_Challenge_
Before the records, repeat word for word the part of the news excerpt on the Brotherhood succession rumors starting with "But Brotherhood sources, speaking" and going on through "(pilgrimage) this year.".

_Document extract_
Witnesses said the 80-year-old leader appeared in "good shape" during the course of a routine visit to Dar Al-Da'wa, where he led the noon prayer. But Mashhour's appearance holds greater meaning than testament to his fitness. It has largely been viewed as a political message to the Brotherhood's opponents.
But Brotherhood sources, speaking to Al-Ahram Weekly, dismissed whispers of a succession crisis as "sinister." Essam El-Eryan, the former assistant secretary-general of the Doctors Syndicate and a senior Brotherhood figure, declared the reports were "completely false," explaining that "the process of succession has well-established traditions that are respected by all group members." He noted that Mashhour is in "very good shape" and intends to go to Saudi Arabia for the hajj (pilgrimage) this year.
Reports of a simmering succession crisis come at a time when the group is experiencing what one senior member described as a "lull" in its ongoing confrontation with the government. Repeated clampdowns on group members around the parliamentary elections last fall failed to hinder the group's success and, under Mashhour's leadership, independents running on their affiliation with the Brotherhood bagged 17 People's Assembly seats -- more than any official opposition party. Furthermore, government sources have conceded that the parliamentary performance of Brotherhood MPs has been "rational and neither hysterical nor extremist."
Mashhour told the Weekly that rumours of a succession battle were a ploy to incite the government against the Brotherhood once again. "Any talk of organisational or hierarchical disputes in the Brotherhood is very likely to arouse the government's ire, because it is a reminder that we are a well-organised entity," Mashhour said.

_Listing_
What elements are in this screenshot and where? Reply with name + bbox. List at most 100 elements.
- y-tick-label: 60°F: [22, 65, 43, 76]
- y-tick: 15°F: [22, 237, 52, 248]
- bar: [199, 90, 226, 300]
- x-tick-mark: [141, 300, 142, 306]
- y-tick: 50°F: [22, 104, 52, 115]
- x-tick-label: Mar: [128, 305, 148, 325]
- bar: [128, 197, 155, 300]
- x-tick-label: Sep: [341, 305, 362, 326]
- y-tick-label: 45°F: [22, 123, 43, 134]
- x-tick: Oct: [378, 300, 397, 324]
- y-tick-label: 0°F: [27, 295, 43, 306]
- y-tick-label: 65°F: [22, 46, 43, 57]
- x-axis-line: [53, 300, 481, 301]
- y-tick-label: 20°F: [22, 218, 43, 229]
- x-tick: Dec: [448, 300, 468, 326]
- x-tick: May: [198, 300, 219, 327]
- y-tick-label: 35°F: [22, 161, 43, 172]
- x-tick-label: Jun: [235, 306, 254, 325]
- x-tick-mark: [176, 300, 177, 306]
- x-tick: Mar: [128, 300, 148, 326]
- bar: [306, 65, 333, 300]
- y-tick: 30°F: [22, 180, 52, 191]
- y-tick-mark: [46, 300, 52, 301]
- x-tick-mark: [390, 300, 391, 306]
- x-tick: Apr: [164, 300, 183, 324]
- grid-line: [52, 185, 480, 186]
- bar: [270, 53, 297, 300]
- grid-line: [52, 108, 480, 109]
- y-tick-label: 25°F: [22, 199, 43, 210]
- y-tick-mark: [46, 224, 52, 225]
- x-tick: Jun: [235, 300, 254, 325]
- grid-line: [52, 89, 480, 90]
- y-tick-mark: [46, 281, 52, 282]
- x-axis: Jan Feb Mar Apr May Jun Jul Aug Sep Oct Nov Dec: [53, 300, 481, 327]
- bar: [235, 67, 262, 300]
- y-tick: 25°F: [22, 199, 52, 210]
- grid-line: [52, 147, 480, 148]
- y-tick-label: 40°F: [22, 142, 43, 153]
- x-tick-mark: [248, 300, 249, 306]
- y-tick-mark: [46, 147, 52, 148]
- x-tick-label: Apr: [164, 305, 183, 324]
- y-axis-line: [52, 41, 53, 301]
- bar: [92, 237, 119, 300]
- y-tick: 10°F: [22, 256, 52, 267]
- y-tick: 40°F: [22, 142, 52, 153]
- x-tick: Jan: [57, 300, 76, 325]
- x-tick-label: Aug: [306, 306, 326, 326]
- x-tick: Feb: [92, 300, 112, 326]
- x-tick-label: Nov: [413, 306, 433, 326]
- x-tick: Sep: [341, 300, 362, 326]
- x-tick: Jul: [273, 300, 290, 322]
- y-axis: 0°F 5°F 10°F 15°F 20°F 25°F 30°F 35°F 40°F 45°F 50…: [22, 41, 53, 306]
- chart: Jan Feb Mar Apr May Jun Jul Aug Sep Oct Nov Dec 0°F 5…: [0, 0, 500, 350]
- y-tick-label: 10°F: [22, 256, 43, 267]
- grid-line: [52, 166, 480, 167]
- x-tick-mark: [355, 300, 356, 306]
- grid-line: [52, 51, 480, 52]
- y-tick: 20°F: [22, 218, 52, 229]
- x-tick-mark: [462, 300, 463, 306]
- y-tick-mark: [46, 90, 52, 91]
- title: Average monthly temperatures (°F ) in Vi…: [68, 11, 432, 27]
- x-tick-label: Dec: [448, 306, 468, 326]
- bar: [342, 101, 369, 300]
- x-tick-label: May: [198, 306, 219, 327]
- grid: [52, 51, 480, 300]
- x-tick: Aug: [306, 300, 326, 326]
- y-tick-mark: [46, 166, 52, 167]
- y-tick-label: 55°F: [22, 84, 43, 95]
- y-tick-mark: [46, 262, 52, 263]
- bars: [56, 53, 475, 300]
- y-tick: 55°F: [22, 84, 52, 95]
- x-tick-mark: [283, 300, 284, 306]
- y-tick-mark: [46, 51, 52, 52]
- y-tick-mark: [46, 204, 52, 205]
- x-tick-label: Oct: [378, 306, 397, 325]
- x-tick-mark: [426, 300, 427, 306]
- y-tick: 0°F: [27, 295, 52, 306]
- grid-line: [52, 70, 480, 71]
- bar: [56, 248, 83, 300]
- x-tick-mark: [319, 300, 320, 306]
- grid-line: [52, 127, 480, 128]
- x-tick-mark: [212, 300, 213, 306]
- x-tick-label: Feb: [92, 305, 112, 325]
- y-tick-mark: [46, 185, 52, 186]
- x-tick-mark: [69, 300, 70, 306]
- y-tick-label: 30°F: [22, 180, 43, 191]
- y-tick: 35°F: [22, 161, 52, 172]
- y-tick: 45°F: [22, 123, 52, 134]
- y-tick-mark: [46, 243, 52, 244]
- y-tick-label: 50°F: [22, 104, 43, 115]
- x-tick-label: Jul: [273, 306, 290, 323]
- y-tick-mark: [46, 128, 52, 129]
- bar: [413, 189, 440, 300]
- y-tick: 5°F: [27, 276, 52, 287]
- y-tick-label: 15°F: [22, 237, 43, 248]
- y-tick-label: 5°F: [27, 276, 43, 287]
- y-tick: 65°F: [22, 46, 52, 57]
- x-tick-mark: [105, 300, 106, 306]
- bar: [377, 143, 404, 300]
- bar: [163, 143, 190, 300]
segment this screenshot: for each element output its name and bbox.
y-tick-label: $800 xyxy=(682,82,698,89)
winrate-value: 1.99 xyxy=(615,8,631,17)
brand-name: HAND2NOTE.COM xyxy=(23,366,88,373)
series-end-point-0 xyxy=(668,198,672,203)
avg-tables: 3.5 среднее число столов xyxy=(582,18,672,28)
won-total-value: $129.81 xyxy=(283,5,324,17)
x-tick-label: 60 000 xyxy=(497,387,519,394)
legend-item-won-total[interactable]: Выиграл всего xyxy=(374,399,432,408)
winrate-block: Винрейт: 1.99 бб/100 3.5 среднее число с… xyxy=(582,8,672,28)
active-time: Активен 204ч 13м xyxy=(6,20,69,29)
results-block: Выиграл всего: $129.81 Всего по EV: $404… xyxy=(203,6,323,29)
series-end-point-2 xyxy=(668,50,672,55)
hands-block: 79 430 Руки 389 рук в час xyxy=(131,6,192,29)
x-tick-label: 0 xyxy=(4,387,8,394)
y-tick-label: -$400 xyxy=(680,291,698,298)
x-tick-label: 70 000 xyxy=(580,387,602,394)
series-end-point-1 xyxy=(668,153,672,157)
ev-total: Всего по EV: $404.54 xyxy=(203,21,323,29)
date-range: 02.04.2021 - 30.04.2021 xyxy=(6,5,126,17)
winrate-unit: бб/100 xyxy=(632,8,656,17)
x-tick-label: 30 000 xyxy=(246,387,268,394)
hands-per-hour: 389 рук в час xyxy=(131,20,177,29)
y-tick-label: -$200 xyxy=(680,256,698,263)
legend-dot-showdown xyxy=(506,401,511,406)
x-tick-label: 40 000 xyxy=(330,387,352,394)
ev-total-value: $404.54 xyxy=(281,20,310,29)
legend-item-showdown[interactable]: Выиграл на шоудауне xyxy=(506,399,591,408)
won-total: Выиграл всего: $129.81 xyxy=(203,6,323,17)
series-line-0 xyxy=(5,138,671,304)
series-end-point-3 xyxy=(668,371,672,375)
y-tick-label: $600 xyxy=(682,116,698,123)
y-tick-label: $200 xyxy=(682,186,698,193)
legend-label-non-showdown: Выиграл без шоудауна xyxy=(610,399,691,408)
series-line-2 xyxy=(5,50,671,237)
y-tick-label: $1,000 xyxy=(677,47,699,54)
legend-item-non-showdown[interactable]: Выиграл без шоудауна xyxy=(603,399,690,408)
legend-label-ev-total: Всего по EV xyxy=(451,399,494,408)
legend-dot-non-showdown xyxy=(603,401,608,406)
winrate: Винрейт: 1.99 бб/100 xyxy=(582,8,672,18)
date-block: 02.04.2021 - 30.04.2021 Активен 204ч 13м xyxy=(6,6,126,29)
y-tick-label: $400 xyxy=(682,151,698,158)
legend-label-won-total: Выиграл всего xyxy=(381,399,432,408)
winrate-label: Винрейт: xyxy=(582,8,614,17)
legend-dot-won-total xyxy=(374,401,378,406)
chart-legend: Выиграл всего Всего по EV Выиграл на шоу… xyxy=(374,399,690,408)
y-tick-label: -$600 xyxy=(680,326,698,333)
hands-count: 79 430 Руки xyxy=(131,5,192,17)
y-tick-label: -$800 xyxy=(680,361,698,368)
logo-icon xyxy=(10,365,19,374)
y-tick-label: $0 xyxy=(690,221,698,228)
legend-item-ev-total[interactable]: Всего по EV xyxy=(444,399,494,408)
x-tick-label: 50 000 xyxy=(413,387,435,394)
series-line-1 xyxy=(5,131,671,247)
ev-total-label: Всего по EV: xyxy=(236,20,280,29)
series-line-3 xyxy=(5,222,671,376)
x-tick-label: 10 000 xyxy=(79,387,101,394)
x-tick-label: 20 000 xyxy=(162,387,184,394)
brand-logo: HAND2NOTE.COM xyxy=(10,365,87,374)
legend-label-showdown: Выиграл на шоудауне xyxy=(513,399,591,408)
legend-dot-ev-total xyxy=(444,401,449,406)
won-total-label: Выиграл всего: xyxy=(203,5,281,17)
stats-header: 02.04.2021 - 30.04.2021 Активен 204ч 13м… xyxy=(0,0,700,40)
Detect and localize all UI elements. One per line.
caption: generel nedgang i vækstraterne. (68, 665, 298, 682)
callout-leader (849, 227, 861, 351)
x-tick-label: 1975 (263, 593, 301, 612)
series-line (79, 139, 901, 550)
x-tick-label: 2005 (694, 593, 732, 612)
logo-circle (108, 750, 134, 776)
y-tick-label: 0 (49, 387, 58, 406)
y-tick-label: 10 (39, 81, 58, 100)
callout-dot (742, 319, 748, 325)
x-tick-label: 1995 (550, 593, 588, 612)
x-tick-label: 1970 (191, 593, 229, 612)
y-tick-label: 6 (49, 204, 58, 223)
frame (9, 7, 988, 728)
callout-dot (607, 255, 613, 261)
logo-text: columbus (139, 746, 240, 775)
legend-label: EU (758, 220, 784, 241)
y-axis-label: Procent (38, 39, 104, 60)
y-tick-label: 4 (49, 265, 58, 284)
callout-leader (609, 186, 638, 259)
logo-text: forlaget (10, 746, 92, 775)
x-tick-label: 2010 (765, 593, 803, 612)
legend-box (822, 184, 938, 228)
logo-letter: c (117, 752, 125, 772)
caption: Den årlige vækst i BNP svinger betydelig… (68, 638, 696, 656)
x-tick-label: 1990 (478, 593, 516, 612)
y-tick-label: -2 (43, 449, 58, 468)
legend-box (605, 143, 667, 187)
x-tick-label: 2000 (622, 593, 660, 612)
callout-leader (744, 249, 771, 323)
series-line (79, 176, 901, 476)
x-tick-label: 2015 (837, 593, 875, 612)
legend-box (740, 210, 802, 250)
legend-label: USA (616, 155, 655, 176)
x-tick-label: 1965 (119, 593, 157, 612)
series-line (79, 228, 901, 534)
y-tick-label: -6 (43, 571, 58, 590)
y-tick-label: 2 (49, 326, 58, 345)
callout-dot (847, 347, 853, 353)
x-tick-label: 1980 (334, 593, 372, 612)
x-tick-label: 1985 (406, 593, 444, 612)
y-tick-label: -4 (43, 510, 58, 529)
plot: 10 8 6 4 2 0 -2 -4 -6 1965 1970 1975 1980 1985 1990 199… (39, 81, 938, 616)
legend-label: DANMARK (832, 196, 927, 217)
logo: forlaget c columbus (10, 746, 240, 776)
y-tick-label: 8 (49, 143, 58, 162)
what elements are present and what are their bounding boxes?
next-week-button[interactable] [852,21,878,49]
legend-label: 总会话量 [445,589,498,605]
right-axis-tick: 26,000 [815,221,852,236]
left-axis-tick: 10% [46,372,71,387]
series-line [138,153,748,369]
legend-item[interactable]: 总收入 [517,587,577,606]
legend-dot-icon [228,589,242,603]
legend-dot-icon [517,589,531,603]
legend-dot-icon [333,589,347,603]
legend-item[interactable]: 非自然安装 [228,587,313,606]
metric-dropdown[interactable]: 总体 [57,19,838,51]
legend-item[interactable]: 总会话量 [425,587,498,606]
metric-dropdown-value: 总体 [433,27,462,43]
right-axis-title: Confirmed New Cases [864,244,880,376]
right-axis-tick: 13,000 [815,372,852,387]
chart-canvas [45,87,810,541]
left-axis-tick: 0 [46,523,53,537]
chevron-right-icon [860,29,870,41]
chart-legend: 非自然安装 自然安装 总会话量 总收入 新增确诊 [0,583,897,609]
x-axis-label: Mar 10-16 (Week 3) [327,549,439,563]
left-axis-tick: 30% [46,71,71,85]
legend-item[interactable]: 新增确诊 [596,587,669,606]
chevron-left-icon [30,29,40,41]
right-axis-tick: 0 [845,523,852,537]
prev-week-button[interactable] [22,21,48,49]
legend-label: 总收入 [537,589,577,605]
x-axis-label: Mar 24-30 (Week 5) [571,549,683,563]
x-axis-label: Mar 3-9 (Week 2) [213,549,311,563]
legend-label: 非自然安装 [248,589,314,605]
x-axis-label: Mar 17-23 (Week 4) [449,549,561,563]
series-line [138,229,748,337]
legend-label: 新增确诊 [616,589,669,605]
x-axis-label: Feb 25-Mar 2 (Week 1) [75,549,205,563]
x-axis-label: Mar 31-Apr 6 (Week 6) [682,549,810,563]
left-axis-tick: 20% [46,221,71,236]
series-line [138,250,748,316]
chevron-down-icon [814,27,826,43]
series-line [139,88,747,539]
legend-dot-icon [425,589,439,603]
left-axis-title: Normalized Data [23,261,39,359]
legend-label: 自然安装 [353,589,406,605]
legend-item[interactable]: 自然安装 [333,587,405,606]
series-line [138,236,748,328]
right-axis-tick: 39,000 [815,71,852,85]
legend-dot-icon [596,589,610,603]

_Reply to the task_
But Brotherhood sources, speaking to Al-Ahram Weekly, dismissed whispers of a succession crisis as "sinister." Essam El-Eryan, the former assistant secretary-general of the Doctors Syndicate and a senior Brotherhood figure, declared the reports were "completely false," explaining that "the process of succession has well-established traditions that are respected by all group members." He noted that Mashhour is in "very good shape" and intends to go to Saudi Arabia for the hajj (pilgrimage) this year.